▸ **What needs to be done**: Keep every line where the word "войску" appears; drop the rest.

··· Given records ···

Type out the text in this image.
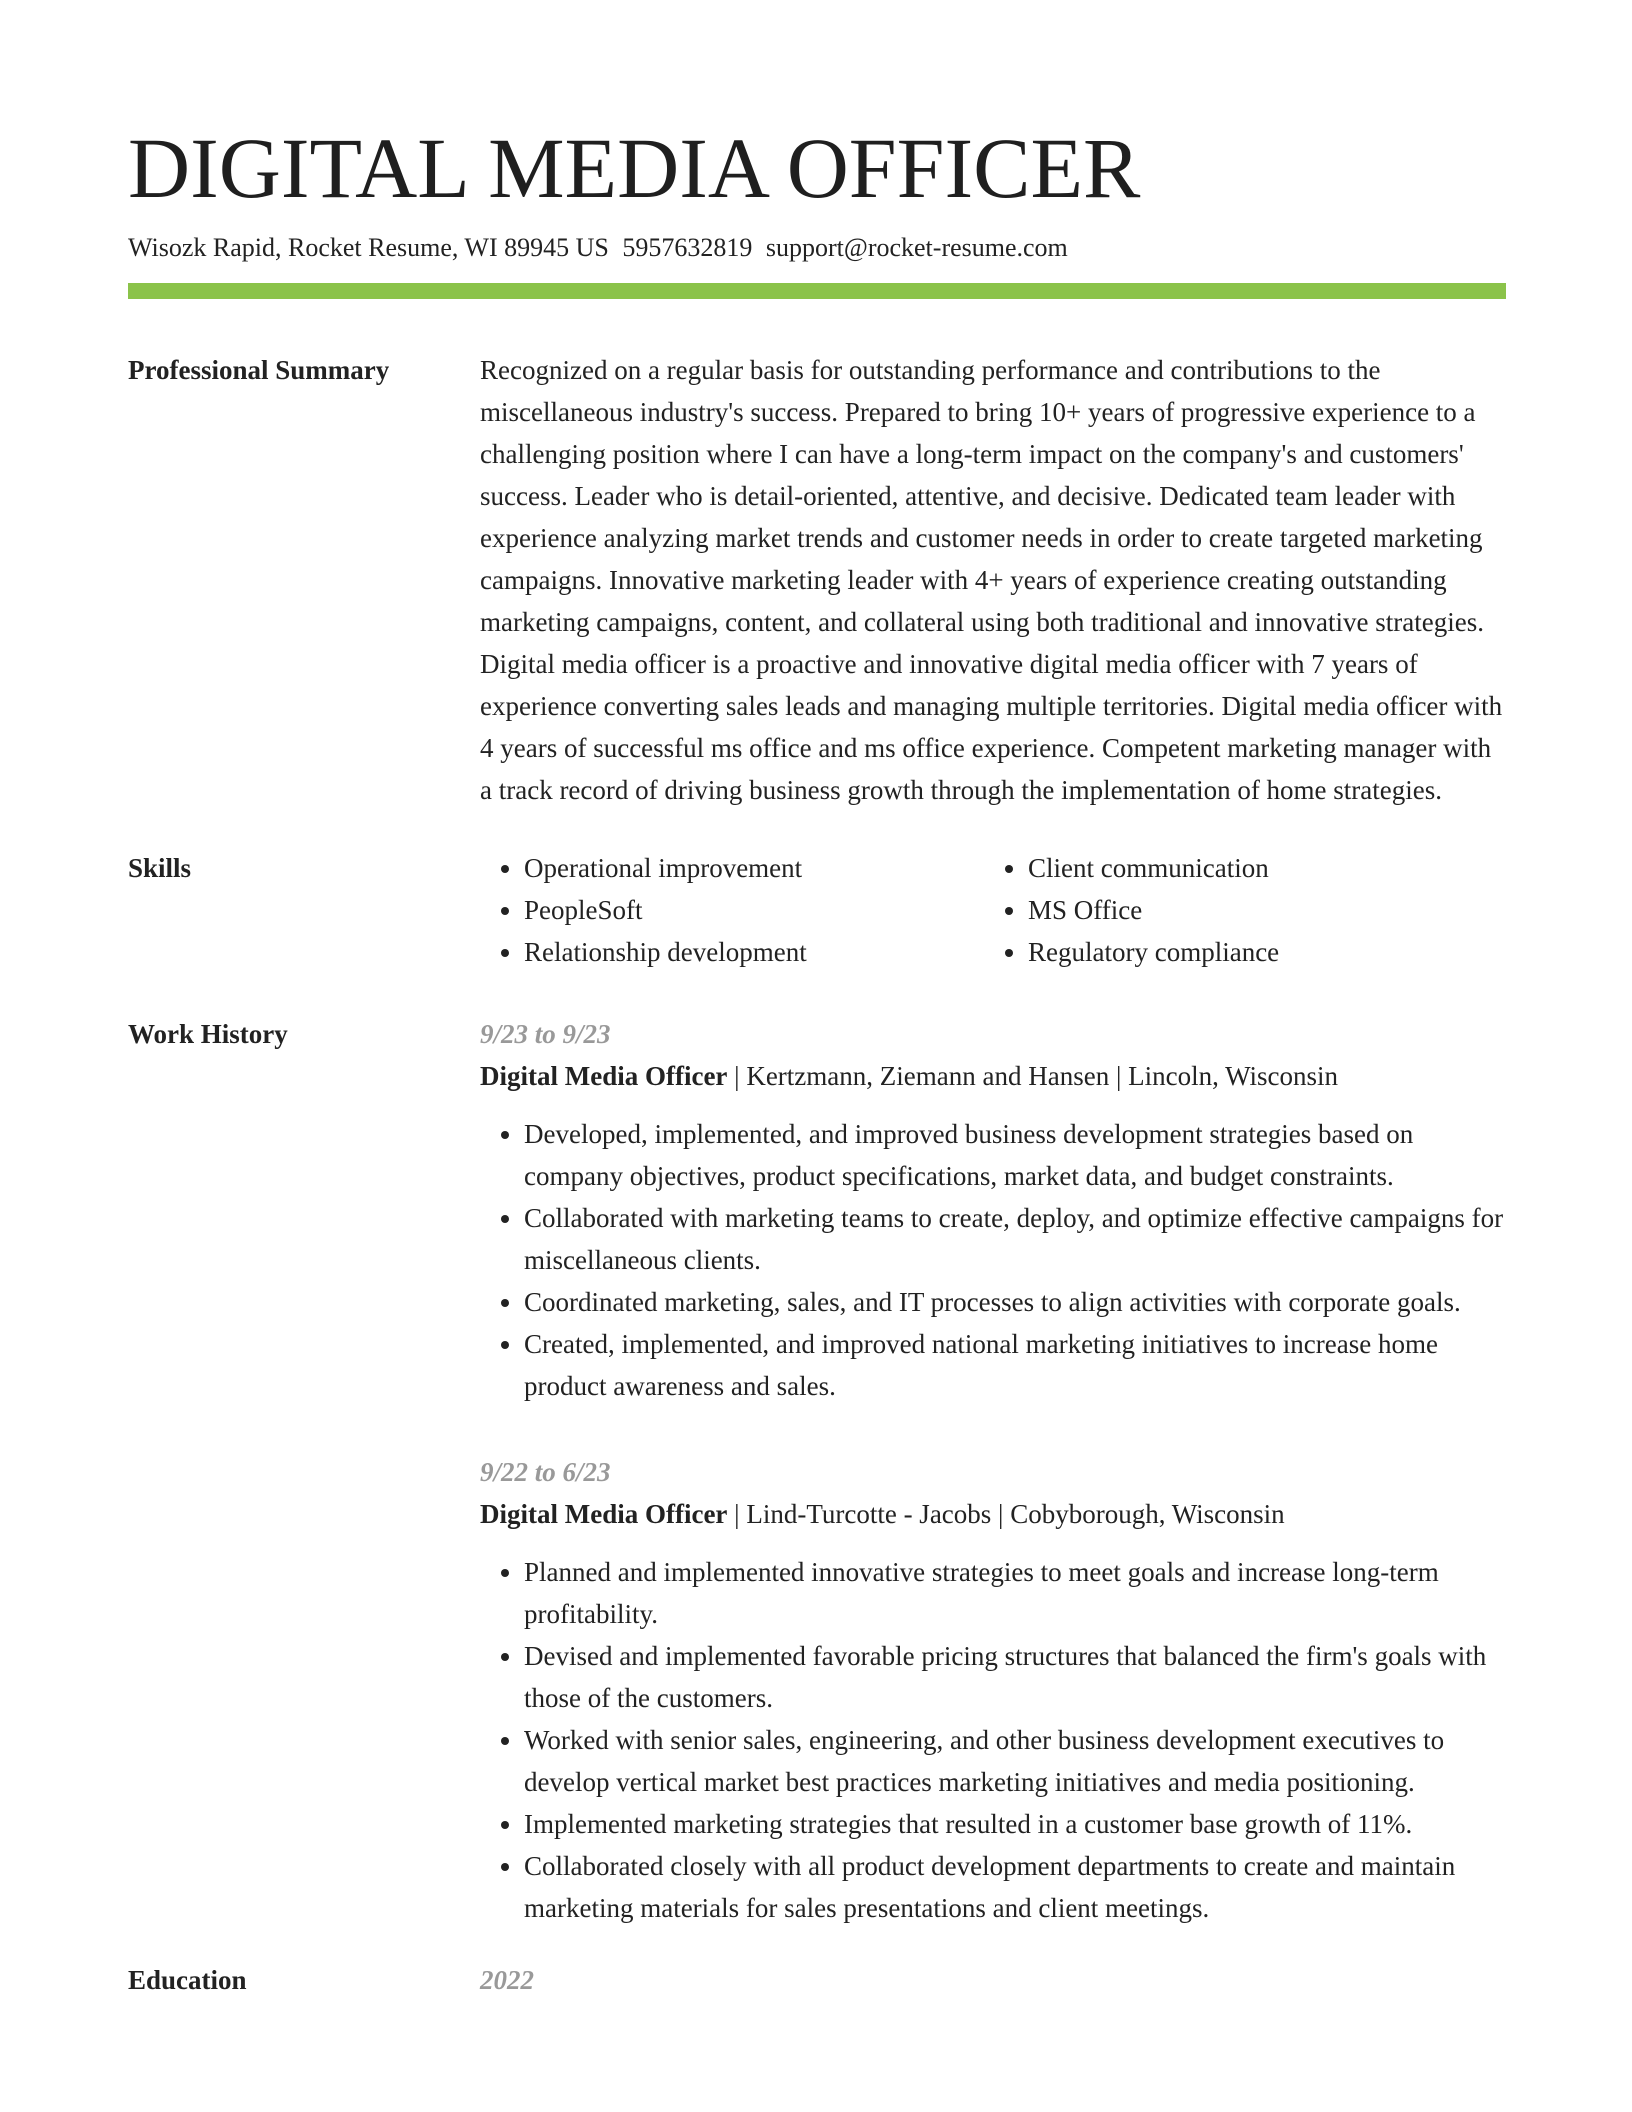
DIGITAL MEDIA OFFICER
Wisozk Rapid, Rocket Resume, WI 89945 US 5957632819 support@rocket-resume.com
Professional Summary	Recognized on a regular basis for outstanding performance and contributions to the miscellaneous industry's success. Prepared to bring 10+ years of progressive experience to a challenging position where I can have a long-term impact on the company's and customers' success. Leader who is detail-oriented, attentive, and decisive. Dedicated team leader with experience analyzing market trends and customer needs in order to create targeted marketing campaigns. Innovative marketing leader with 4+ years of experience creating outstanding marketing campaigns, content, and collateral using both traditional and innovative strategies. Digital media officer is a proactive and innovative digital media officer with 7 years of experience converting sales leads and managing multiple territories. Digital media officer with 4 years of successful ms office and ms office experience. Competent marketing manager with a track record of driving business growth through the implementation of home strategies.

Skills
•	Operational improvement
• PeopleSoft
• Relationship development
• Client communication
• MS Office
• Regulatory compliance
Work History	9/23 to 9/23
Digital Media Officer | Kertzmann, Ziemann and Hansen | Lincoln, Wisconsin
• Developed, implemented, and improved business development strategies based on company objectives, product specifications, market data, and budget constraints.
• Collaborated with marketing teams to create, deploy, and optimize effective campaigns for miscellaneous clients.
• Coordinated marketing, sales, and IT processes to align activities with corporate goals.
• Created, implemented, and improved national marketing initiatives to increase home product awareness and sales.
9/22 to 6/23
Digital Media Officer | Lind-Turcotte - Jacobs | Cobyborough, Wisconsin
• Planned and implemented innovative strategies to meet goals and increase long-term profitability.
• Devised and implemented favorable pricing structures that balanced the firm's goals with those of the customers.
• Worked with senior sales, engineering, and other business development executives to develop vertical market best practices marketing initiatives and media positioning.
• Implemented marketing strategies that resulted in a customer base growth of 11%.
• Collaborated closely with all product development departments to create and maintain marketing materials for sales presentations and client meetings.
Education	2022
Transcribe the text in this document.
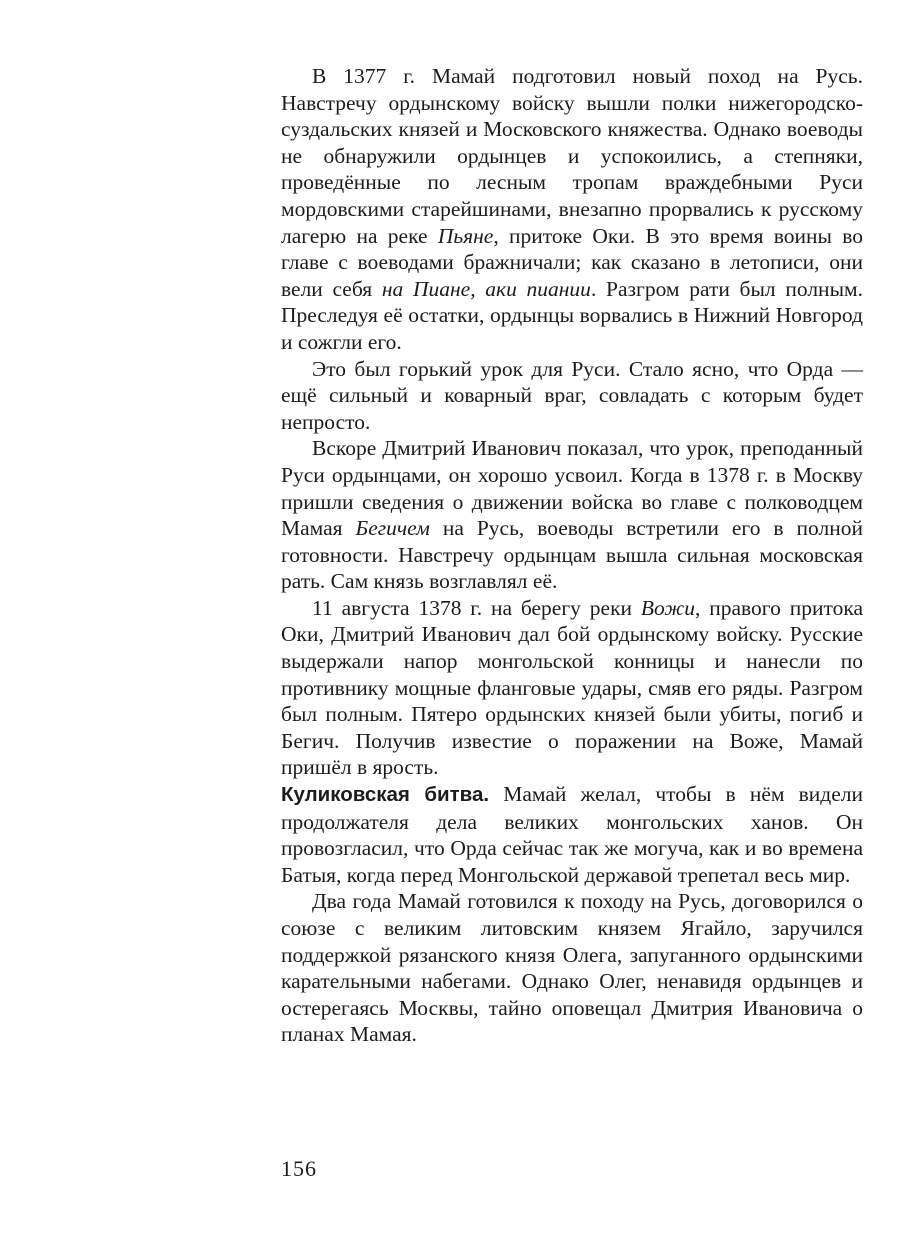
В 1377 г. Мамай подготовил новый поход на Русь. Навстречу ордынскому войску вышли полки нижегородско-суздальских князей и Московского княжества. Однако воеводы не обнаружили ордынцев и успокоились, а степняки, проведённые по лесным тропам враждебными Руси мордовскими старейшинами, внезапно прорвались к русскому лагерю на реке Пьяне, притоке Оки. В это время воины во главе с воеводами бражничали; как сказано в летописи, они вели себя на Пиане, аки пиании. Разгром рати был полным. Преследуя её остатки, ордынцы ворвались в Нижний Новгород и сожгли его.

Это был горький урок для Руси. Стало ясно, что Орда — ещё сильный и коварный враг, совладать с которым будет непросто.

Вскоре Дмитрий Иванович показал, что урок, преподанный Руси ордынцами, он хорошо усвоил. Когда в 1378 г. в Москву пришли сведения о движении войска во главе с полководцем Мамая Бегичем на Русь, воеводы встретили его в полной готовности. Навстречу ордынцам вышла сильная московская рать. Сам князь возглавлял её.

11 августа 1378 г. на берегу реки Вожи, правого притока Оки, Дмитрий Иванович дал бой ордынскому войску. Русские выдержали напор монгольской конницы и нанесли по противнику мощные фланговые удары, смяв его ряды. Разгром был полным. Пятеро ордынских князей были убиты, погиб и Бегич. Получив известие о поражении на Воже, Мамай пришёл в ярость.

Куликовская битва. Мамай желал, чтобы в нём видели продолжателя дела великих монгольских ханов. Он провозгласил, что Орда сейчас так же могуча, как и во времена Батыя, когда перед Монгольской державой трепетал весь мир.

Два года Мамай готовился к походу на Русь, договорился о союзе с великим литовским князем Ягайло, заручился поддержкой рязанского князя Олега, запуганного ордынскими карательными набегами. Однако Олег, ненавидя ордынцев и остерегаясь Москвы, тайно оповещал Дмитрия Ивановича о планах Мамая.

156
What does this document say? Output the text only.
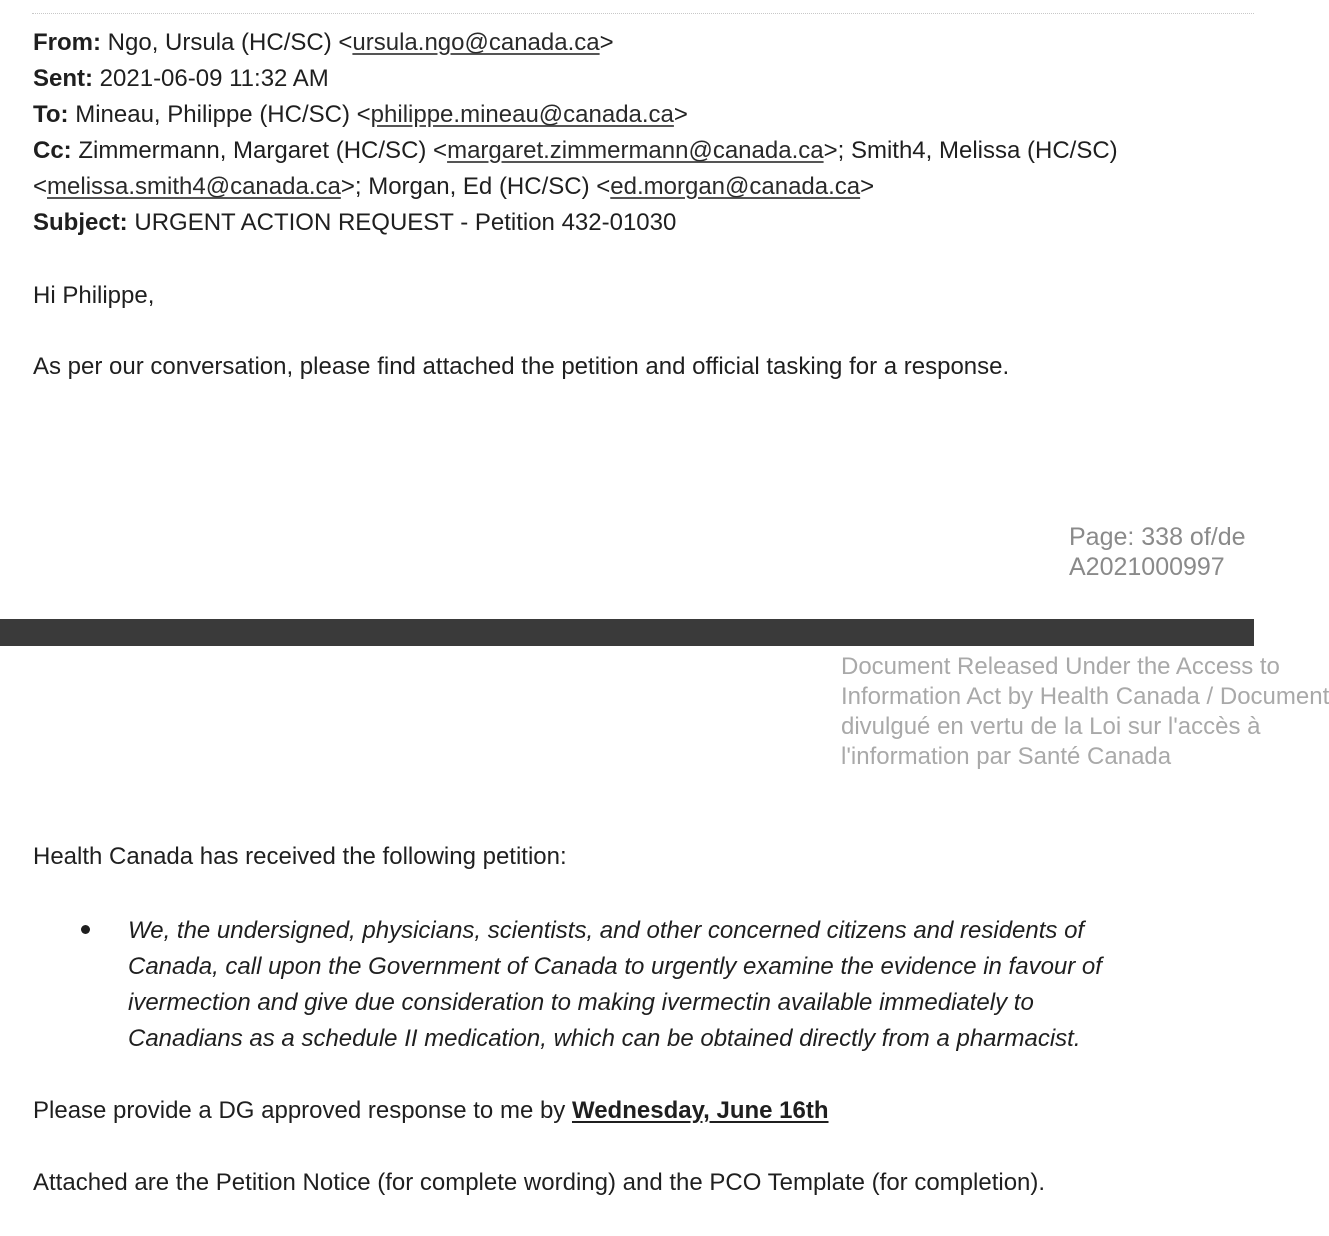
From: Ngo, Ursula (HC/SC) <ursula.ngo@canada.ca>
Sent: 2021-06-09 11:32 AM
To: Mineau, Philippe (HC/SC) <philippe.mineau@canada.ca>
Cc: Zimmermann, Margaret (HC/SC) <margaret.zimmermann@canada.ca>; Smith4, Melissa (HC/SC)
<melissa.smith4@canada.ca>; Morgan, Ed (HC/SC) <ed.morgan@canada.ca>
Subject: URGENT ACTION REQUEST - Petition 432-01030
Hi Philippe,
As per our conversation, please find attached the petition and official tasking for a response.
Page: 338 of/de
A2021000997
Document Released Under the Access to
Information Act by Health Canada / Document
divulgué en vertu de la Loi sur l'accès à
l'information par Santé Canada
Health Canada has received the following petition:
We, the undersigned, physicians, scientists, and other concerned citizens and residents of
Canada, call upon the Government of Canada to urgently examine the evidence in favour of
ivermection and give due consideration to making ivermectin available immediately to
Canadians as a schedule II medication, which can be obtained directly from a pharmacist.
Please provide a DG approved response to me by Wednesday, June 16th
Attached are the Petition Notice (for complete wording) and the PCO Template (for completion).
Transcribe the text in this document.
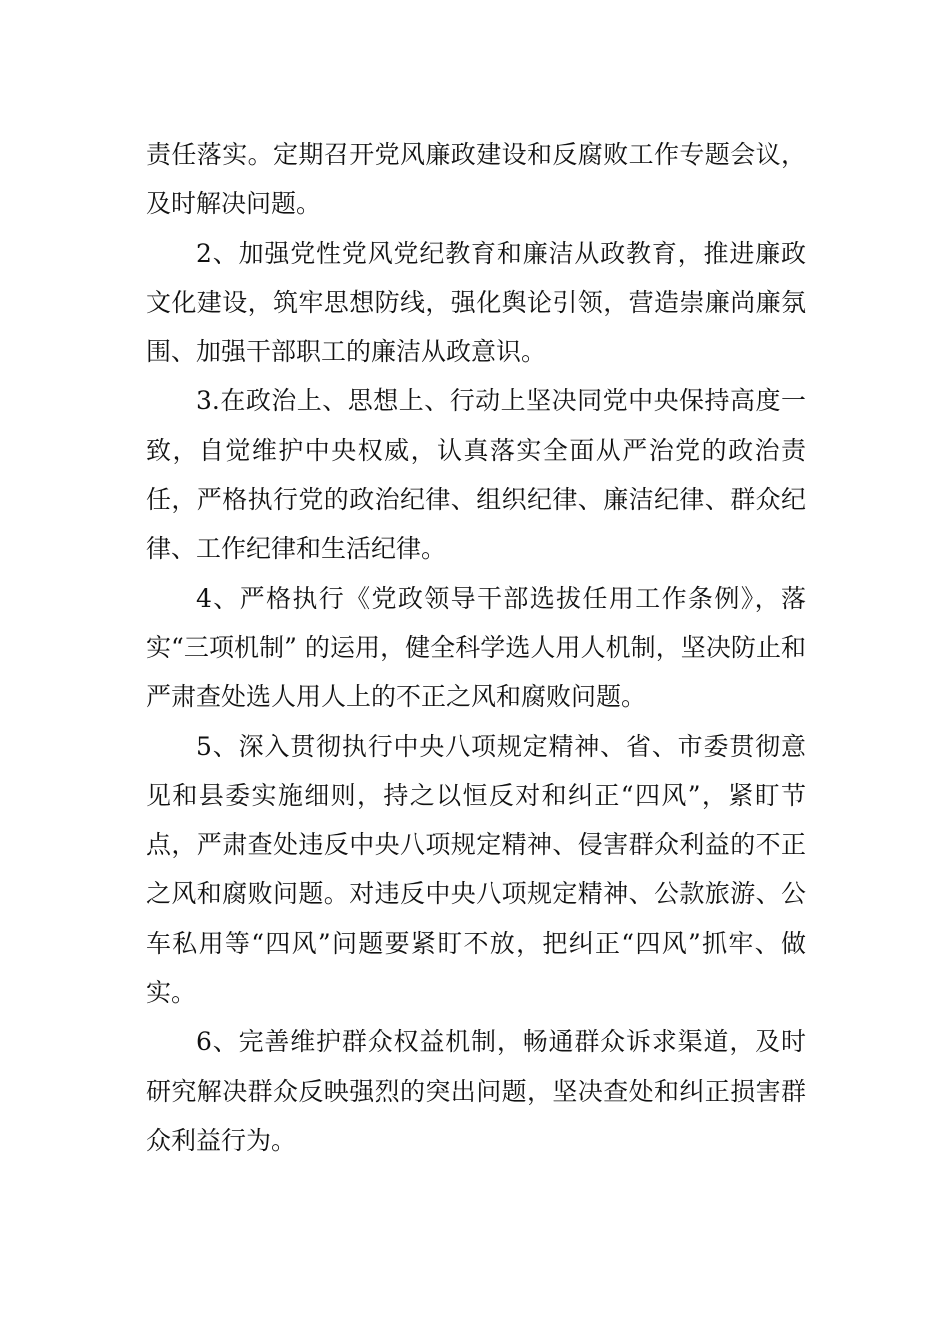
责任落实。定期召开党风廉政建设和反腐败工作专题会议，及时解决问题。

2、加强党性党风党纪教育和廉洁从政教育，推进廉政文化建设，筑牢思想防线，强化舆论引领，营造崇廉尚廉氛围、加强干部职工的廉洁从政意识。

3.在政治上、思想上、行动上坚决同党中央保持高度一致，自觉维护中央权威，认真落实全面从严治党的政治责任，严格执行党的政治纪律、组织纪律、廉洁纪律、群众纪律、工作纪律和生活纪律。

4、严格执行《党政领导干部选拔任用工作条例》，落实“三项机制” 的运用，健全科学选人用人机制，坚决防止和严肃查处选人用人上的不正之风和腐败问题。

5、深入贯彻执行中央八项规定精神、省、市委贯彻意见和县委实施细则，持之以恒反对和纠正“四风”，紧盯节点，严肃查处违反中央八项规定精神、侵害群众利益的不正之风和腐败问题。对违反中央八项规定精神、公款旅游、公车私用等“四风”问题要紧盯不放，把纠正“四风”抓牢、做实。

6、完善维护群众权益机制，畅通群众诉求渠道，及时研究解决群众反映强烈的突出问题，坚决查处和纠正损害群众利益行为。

···

▸ **Complete output**:
В 1377 г. Мамай подготовил новый поход на Русь. Навстречу ордынскому войску вышли полки нижегородско-суздальских князей и Московского княжества. Однако воеводы не обнаружили ордынцев и успокоились, а степняки, проведённые по лесным тропам враждебными Руси мордовскими старейшинами, внезапно прорвались к русскому лагерю на реке Пьяне, притоке Оки. В это время воины во главе с воеводами бражничали; как сказано в летописи, они вели себя на Пиане, аки пиании. Разгром рати был полным. Преследуя её остатки, ордынцы ворвались в Нижний Новгород и сожгли его.
11 августа 1378 г. на берегу реки Вожи, правого притока Оки, Дмитрий Иванович дал бой ордынскому войску. Русские выдержали напор монгольской конницы и нанесли по противнику мощные фланговые удары, смяв его ряды. Разгром был полным. Пятеро ордынских князей были убиты, погиб и Бегич. Получив известие о поражении на Воже, Мамай пришёл в ярость.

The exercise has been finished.